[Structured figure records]

§ §

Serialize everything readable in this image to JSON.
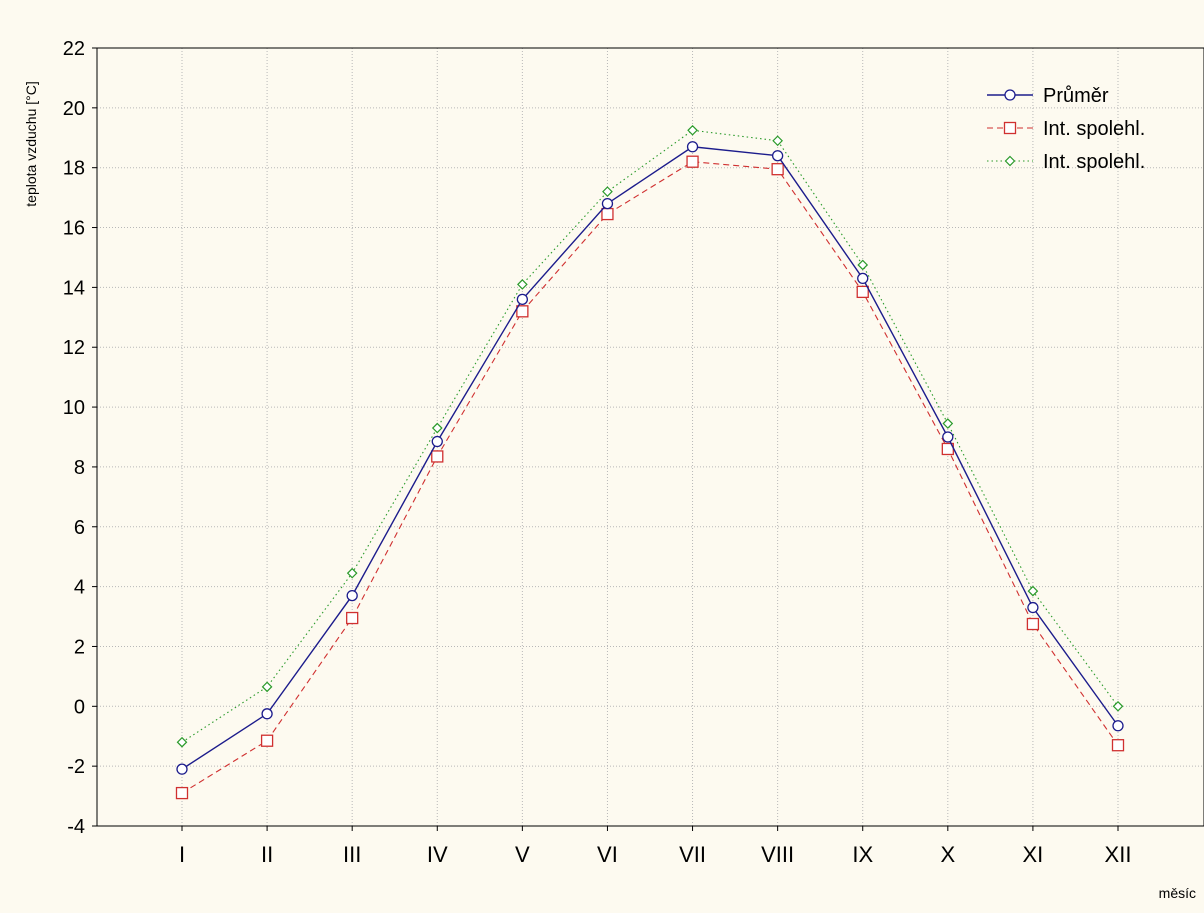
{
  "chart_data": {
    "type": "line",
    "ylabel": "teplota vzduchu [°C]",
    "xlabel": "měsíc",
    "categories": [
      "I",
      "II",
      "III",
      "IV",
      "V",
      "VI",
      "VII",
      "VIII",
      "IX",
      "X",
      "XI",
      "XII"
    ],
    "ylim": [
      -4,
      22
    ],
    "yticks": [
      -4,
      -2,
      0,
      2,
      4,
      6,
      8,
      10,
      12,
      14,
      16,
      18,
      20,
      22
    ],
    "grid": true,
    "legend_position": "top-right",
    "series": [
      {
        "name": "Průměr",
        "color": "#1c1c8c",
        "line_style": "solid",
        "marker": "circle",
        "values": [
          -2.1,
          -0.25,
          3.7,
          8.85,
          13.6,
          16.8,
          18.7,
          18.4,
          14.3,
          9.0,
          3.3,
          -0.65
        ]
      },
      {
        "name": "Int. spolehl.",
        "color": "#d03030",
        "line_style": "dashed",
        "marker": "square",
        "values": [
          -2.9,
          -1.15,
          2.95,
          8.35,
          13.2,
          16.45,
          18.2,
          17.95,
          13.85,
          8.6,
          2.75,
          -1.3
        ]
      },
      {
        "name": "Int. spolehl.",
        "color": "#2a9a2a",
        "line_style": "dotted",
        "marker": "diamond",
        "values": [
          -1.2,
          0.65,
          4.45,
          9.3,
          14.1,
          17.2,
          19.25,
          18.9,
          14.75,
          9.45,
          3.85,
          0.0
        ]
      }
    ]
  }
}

§ §

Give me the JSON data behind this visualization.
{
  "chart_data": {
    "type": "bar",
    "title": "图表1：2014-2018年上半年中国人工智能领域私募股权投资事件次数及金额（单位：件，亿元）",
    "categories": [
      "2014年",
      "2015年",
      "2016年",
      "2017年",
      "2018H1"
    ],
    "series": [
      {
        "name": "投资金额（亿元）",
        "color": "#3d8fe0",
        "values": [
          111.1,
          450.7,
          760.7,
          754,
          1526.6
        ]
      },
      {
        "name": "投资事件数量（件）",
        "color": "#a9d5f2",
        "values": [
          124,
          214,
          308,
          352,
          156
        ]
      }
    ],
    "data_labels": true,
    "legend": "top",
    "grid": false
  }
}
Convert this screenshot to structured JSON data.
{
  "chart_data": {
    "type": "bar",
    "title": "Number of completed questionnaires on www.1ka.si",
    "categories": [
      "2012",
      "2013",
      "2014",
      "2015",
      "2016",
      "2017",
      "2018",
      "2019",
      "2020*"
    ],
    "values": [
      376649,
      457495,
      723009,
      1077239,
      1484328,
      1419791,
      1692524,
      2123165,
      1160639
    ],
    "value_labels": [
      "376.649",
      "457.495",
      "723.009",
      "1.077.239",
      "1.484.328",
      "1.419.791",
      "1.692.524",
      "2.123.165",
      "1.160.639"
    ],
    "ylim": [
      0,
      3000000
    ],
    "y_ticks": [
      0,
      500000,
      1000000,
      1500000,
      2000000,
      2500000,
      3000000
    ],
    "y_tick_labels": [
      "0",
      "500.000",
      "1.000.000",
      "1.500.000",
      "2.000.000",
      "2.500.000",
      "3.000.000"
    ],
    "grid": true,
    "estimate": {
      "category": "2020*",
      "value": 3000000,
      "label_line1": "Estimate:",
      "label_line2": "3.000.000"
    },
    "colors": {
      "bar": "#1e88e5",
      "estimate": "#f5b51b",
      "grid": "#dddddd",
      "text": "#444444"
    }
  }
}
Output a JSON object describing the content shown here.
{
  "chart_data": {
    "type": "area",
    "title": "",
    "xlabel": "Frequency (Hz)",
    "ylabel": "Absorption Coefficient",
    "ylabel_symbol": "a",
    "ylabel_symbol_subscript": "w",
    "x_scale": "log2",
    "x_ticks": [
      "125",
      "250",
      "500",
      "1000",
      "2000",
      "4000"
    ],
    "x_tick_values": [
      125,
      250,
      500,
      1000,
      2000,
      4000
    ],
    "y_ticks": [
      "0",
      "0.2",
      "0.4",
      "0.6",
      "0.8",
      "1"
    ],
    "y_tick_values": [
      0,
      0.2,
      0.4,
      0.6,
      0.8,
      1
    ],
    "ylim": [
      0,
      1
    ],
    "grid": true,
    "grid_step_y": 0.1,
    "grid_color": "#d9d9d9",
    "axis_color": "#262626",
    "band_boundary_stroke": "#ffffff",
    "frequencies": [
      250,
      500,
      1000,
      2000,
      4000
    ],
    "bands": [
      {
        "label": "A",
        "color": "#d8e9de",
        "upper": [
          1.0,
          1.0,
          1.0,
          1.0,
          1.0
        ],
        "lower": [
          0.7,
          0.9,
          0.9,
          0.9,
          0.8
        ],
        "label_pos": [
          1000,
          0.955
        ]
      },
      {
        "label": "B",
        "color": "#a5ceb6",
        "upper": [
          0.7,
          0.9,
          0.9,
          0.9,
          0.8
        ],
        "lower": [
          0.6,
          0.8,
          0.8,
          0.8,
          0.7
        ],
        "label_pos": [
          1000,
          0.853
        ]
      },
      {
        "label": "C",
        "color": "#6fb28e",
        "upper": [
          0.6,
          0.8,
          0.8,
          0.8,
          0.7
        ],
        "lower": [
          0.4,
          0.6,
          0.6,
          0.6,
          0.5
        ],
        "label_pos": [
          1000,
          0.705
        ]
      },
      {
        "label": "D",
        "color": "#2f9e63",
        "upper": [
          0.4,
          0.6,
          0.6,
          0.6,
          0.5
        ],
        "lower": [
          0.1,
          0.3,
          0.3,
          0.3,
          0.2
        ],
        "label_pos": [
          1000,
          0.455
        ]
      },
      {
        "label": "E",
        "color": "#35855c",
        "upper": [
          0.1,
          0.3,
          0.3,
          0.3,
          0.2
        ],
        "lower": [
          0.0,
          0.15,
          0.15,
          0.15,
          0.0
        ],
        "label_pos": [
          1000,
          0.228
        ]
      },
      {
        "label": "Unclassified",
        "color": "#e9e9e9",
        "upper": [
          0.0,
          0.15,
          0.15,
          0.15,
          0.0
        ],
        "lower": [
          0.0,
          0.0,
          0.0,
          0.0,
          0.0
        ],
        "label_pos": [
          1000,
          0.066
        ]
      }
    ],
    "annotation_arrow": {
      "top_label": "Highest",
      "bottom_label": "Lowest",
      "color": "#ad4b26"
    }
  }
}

§ §

- What needs to be done
Pick each line holding the word "this" out of the data and copy it.

- Answer to the exercise
Serialize everything readable in this image to JSON.
Give me the JSON data behind this visualization.
Convert this screenshot to structured JSON data.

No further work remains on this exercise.